_WORK INSTRUCTIONS_
Scan the data below. Pull out each line where "this" occurs.

_SUPPLIED INFORMATION_
##########

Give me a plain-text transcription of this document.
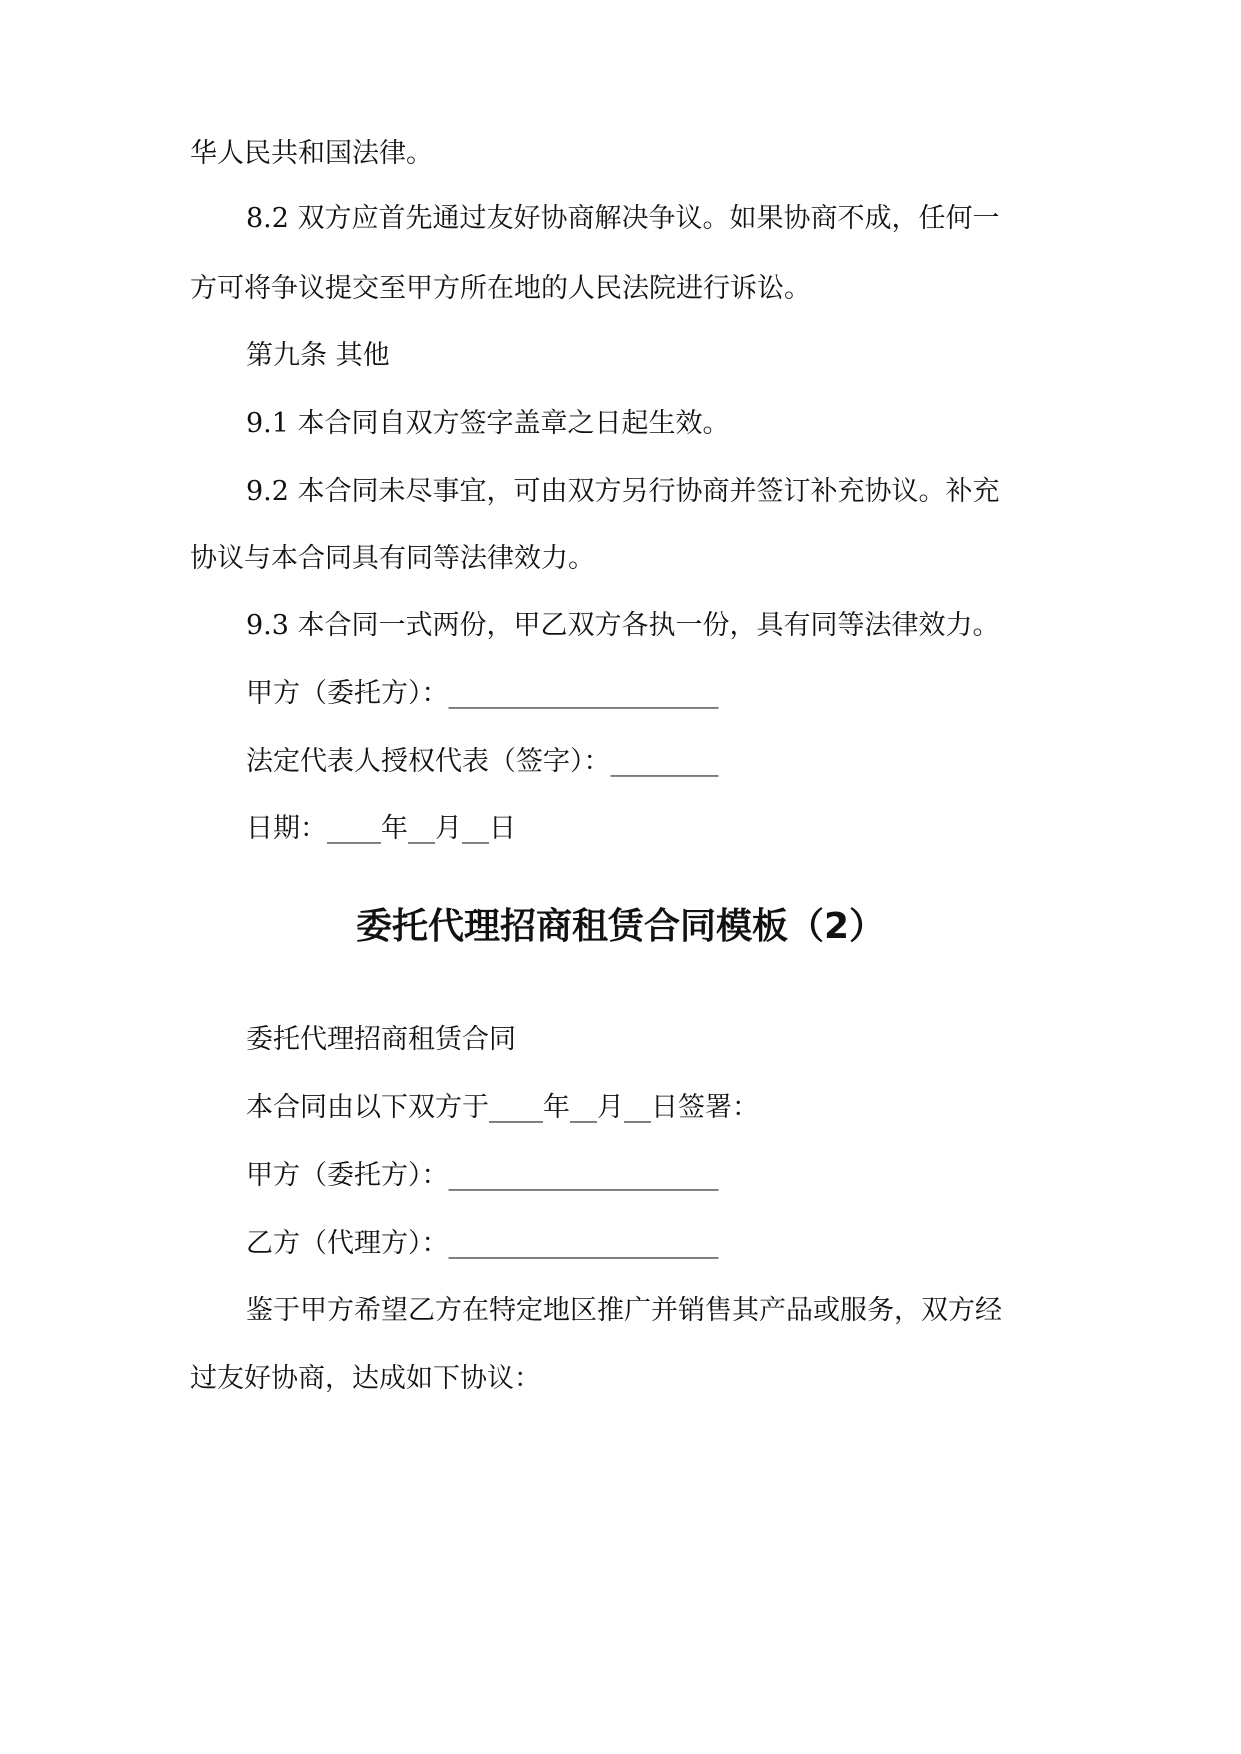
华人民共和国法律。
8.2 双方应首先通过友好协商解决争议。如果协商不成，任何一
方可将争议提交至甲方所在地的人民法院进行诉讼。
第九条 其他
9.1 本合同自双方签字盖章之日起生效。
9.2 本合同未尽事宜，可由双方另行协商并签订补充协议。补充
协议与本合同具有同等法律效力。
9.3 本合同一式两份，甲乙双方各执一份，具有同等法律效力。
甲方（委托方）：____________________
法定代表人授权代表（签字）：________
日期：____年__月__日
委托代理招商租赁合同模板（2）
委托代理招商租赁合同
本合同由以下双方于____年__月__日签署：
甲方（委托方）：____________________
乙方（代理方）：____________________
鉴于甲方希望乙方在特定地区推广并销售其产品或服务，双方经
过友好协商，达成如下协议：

##########

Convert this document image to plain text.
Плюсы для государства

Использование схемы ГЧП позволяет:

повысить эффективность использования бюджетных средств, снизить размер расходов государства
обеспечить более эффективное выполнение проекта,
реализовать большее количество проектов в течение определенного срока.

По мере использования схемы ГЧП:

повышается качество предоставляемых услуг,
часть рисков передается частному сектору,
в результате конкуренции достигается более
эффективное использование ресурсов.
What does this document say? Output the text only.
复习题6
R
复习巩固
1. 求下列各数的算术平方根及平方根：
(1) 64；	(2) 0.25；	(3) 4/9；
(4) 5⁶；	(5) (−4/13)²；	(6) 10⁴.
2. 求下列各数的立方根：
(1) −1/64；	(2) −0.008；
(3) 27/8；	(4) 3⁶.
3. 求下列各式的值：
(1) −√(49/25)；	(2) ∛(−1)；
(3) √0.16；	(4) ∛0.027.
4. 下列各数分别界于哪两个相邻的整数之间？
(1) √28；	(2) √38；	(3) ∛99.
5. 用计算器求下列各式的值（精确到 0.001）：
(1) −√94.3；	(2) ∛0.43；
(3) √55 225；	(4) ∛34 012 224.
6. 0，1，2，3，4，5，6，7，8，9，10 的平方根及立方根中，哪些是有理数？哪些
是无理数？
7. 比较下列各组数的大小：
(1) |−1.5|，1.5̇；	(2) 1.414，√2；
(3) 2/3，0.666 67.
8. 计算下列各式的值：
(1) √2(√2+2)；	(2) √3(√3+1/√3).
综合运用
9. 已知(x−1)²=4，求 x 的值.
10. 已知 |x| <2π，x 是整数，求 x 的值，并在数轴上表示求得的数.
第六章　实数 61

##########

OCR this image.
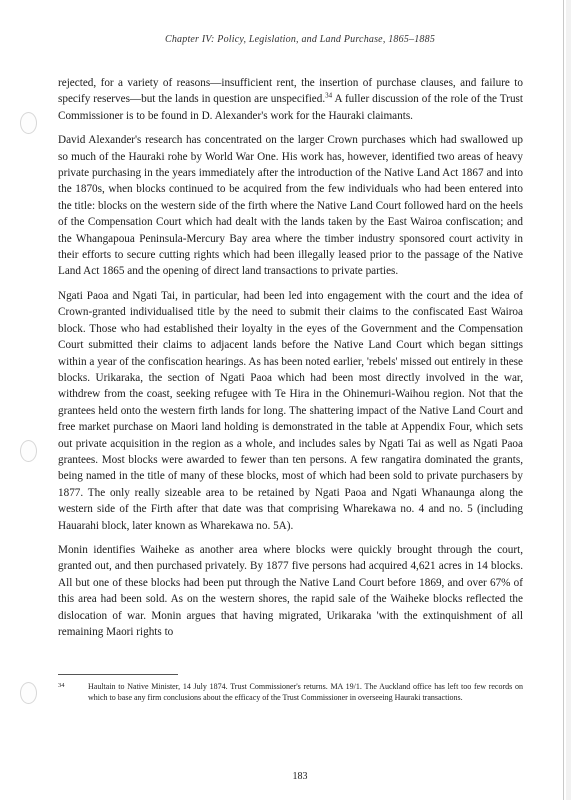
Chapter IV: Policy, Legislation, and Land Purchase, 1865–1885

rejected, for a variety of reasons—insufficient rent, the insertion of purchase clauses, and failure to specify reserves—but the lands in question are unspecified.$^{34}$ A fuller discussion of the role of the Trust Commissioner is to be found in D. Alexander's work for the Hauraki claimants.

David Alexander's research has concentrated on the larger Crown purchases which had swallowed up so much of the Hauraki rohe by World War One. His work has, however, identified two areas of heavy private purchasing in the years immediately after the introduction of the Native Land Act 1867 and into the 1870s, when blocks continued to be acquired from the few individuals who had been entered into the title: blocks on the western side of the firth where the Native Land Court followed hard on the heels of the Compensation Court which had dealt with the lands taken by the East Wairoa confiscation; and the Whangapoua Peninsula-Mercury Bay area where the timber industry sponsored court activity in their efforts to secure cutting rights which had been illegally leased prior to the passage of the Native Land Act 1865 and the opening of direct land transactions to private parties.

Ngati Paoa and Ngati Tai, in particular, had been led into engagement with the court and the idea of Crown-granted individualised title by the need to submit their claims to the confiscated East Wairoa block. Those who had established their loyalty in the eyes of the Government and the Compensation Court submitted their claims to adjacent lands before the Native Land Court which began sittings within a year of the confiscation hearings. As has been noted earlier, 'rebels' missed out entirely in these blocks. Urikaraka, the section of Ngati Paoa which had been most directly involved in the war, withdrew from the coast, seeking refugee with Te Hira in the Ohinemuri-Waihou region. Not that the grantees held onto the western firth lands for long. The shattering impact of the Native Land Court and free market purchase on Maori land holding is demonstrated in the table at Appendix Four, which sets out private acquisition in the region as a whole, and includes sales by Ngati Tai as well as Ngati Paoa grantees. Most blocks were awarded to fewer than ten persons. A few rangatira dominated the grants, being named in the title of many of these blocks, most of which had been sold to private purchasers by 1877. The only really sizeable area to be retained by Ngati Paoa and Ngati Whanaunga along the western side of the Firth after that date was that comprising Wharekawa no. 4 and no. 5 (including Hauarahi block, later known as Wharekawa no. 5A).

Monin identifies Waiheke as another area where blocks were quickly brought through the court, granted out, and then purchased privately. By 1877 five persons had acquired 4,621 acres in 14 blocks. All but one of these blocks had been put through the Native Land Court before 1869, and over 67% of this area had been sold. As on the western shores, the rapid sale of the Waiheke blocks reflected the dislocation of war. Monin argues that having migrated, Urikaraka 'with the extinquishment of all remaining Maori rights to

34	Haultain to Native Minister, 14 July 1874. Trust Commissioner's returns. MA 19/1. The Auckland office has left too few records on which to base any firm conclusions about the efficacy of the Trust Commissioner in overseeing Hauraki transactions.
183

##########

_TASK RESPONSE_
Give me a plain-text transcription of this document.
Convert this document image to plain text.
What does this document say? Output the text only.
OCR this image.
Monin identifies Waiheke as another area where blocks were quickly brought through the court, granted out, and then purchased privately. By 1877 five persons had acquired 4,621 acres in 14 blocks. All but one of these blocks had been put through the Native Land Court before 1869, and over 67% of this area had been sold. As on the western shores, the rapid sale of the Waiheke blocks reflected the dislocation of war. Monin argues that having migrated, Urikaraka 'with the extinquishment of all remaining Maori rights to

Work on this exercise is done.